--- EXERCISE ---
Search the data for the word "Players". Reproduce every line where it is found.

Data entries
········

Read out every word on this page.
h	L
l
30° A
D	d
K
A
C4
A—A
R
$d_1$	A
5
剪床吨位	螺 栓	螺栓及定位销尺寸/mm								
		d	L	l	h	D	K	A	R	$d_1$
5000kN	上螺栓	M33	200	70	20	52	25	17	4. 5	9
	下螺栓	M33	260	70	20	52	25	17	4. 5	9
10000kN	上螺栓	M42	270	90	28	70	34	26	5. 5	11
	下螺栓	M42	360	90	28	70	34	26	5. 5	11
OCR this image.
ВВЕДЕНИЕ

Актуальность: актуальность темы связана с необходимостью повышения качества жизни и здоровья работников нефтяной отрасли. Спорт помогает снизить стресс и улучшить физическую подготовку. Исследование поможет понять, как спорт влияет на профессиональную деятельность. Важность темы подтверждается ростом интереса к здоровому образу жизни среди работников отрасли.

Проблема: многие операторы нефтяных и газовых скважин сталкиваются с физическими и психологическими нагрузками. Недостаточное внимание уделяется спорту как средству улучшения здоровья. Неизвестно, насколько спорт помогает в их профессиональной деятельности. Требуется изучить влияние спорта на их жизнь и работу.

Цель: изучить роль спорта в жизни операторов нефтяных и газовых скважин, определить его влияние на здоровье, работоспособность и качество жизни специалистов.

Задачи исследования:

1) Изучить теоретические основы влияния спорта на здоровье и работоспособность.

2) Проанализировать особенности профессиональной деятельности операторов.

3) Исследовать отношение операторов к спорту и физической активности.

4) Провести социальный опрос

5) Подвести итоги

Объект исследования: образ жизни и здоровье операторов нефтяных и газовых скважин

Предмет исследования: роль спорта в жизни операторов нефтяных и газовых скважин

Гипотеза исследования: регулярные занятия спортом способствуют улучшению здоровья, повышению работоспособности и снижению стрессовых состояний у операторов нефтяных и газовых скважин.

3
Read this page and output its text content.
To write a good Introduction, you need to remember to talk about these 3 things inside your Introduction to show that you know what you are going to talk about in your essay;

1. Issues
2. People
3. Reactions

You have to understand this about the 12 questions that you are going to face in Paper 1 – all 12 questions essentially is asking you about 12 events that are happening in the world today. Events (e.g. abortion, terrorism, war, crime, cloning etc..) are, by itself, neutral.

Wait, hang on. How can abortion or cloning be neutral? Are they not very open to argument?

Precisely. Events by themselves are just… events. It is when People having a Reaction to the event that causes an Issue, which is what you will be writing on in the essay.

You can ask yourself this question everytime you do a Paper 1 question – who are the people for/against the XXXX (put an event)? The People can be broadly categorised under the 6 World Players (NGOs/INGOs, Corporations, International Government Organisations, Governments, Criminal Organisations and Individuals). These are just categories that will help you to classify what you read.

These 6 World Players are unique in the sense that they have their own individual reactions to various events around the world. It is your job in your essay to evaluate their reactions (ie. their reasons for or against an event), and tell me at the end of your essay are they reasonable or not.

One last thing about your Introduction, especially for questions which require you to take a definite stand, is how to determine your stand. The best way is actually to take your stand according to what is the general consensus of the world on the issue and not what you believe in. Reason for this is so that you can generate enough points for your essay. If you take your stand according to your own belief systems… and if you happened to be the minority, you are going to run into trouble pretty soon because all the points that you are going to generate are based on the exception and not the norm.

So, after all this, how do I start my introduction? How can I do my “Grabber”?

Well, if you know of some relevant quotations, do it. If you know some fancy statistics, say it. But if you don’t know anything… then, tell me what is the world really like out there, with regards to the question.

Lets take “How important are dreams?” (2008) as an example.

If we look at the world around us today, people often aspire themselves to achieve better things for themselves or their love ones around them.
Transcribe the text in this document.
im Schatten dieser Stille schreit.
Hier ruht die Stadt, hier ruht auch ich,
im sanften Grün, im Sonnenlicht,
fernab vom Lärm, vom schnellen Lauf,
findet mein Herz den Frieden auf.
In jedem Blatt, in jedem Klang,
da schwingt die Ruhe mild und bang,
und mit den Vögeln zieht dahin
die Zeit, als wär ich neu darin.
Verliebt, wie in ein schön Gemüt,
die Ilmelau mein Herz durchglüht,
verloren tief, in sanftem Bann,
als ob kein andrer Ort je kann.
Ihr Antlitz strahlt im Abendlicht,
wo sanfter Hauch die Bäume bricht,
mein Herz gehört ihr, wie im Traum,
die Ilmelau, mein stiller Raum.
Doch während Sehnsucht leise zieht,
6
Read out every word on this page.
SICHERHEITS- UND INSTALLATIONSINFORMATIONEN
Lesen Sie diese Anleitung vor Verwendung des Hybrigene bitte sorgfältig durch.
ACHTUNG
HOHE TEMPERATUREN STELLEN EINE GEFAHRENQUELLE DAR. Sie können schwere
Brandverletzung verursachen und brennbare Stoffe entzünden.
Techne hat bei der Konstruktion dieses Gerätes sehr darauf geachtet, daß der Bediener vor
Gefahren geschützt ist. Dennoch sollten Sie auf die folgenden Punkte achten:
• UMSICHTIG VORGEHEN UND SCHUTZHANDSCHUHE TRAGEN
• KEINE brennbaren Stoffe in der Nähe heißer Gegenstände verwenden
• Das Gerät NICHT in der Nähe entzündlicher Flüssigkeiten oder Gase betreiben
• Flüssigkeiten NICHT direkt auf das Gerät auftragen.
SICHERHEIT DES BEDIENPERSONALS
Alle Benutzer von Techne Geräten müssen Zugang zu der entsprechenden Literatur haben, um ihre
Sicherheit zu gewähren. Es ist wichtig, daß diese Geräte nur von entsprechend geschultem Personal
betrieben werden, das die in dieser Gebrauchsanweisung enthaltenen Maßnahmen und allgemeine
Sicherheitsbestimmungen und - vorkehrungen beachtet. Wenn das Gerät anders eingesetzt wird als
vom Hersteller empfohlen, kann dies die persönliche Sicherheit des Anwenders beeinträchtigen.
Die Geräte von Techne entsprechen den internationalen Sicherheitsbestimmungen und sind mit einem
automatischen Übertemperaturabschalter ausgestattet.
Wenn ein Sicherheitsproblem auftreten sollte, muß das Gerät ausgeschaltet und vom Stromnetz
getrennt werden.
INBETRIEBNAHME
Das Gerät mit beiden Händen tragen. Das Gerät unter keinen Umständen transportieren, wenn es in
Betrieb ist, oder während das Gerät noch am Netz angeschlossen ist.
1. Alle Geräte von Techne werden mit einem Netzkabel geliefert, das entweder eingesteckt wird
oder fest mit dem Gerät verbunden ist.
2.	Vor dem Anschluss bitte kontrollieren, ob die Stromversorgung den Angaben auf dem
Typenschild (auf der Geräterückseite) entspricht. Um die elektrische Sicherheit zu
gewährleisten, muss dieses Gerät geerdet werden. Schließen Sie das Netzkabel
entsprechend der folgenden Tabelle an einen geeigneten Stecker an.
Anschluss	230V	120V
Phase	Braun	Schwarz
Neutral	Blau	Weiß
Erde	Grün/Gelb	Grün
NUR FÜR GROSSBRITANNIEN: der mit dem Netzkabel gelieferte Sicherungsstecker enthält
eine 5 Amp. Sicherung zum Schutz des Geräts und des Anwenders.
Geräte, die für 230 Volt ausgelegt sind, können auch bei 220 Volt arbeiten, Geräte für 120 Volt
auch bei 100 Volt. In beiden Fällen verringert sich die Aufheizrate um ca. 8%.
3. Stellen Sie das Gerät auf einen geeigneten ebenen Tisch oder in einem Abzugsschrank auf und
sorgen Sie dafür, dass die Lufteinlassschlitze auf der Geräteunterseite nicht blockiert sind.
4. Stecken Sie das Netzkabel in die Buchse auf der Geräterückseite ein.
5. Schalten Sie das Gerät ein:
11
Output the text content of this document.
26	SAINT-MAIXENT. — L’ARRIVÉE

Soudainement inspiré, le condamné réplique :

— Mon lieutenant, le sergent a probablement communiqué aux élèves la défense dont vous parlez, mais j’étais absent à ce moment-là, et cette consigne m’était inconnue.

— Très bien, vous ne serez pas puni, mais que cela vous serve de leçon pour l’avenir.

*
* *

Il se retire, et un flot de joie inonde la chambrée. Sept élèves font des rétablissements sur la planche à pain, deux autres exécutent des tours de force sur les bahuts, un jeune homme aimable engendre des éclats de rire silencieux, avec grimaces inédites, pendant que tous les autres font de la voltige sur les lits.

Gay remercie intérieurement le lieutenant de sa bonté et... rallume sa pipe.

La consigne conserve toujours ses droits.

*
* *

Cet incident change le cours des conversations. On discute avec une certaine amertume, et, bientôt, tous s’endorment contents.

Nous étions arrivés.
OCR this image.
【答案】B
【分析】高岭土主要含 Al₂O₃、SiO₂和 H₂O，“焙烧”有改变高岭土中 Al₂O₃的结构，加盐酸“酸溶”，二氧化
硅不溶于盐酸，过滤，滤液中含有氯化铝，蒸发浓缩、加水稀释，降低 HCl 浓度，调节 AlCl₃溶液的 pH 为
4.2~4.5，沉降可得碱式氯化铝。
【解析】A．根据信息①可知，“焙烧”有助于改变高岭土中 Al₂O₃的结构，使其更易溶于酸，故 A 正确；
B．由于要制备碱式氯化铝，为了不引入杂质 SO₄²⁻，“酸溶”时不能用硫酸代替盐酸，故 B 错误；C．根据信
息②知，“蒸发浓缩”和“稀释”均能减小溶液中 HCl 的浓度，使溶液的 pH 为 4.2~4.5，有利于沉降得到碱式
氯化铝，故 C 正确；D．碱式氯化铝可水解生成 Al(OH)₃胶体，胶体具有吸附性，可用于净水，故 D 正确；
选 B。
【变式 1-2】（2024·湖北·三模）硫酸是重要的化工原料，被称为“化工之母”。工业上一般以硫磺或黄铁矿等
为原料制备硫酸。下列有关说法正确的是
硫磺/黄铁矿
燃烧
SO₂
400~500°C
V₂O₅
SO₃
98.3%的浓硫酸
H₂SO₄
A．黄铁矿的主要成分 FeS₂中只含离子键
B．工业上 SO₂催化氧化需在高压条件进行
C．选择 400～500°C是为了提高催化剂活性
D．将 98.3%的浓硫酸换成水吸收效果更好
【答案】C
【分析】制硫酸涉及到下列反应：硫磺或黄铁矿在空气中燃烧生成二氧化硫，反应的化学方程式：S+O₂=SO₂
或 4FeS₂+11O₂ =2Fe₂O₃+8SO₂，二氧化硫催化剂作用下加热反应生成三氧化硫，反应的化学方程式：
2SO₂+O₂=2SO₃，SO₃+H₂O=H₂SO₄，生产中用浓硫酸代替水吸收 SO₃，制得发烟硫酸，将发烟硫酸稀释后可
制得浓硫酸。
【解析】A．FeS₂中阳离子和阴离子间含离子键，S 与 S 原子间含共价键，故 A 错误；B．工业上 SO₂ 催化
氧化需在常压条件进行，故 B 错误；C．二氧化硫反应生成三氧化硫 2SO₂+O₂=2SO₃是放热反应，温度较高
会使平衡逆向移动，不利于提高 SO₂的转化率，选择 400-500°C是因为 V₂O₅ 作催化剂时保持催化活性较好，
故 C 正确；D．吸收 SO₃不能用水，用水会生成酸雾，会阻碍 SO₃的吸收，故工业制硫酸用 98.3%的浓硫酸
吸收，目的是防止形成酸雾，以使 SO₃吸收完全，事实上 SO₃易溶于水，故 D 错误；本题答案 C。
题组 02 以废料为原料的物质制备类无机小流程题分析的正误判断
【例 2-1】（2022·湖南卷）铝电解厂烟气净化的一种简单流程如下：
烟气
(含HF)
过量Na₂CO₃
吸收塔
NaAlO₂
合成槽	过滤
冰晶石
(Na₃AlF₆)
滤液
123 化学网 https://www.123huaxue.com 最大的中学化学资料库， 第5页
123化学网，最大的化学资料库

········

--- ANSWER BELOW ---
You can ask yourself this question everytime you do a Paper 1 question – who are the people for/against the XXXX (put an event)? The People can be broadly categorised under the 6 World Players (NGOs/INGOs, Corporations, International Government Organisations, Governments, Criminal Organisations and Individuals). These are just categories that will help you to classify what you read.
These 6 World Players are unique in the sense that they have their own individual reactions to various events around the world. It is your job in your essay to evaluate their reactions (ie. their reasons for or against an event), and tell me at the end of your essay are they reasonable or not.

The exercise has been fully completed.